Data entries
######
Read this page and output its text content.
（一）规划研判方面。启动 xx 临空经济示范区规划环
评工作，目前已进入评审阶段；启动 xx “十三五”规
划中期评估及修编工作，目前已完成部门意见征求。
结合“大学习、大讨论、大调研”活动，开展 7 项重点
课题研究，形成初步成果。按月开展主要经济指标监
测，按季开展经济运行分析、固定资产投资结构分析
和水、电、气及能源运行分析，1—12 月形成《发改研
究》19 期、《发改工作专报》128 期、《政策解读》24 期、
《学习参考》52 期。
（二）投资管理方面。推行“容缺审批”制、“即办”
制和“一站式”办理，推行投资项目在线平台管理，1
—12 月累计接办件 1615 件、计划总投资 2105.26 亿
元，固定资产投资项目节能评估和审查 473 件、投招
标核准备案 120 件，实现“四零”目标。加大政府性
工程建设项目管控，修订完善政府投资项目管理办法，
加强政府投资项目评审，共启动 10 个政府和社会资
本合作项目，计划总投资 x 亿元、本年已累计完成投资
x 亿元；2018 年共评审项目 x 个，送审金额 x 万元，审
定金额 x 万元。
######
» WRITTEN TASK
All of the entries must be written out exactly as they stand.

» COMPLETED EXERCISE
Read this page and output its text content.
（一）规划研判方面。启动 xx 临空经济示范区规划环
评工作，目前已进入评审阶段；启动 xx “十三五”规
划中期评估及修编工作，目前已完成部门意见征求。
结合“大学习、大讨论、大调研”活动，开展 7 项重点
课题研究，形成初步成果。按月开展主要经济指标监
测，按季开展经济运行分析、固定资产投资结构分析
和水、电、气及能源运行分析，1—12 月形成《发改研
究》19 期、《发改工作专报》128 期、《政策解读》24 期、
《学习参考》52 期。
（二）投资管理方面。推行“容缺审批”制、“即办”
制和“一站式”办理，推行投资项目在线平台管理，1
—12 月累计接办件 1615 件、计划总投资 2105.26 亿
元，固定资产投资项目节能评估和审查 473 件、投招
标核准备案 120 件，实现“四零”目标。加大政府性
工程建设项目管控，修订完善政府投资项目管理办法，
加强政府投资项目评审，共启动 10 个政府和社会资
本合作项目，计划总投资 x 亿元、本年已累计完成投资
x 亿元；2018 年共评审项目 x 个，送审金额 x 万元，审
定金额 x 万元。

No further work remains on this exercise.